(Records from a data source)

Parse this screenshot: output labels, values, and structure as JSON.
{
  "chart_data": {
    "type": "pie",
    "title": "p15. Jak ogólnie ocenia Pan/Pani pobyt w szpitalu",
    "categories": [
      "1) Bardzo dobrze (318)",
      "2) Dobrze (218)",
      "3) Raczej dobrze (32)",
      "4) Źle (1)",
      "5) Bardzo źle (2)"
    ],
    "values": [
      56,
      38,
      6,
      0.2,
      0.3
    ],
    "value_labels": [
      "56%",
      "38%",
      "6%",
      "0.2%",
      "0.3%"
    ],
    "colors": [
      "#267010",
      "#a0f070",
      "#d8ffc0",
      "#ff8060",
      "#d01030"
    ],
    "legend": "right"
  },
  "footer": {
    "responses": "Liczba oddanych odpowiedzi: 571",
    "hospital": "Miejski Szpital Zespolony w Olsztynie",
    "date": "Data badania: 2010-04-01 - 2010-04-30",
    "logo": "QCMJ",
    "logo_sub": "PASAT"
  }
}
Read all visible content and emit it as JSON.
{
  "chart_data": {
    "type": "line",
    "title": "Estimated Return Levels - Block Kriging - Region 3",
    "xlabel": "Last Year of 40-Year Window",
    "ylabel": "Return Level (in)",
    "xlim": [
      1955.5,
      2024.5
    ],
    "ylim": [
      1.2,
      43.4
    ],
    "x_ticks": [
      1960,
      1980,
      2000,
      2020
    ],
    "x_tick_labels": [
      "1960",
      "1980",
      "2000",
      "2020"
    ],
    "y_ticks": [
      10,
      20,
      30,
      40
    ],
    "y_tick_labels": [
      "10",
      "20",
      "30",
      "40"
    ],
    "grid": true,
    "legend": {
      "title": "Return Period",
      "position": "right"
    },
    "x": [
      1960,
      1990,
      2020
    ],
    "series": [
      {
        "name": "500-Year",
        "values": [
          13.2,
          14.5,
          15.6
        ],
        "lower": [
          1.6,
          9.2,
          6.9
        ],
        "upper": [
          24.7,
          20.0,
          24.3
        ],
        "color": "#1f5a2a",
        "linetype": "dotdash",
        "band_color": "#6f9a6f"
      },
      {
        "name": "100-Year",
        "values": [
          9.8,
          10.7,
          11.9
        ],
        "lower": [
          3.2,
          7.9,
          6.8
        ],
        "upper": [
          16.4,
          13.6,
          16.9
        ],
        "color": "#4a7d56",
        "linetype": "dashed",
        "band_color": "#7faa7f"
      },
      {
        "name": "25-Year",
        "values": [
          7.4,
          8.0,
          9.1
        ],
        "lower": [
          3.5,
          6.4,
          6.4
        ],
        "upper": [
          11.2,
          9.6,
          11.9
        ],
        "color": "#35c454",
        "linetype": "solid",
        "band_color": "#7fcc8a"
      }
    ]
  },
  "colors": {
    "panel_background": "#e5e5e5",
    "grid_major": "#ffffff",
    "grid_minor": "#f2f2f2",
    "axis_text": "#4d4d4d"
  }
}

WHAT YOU HAVE TO DO = Copy out each line in the listing that has the word "title".

TASK RESPONSE =
    "title": "p15. Jak ogólnie ocenia Pan/Pani pobyt w szpitalu",
    "title": "Estimated Return Levels - Block Kriging - Region 3",
      "title": "Return Period",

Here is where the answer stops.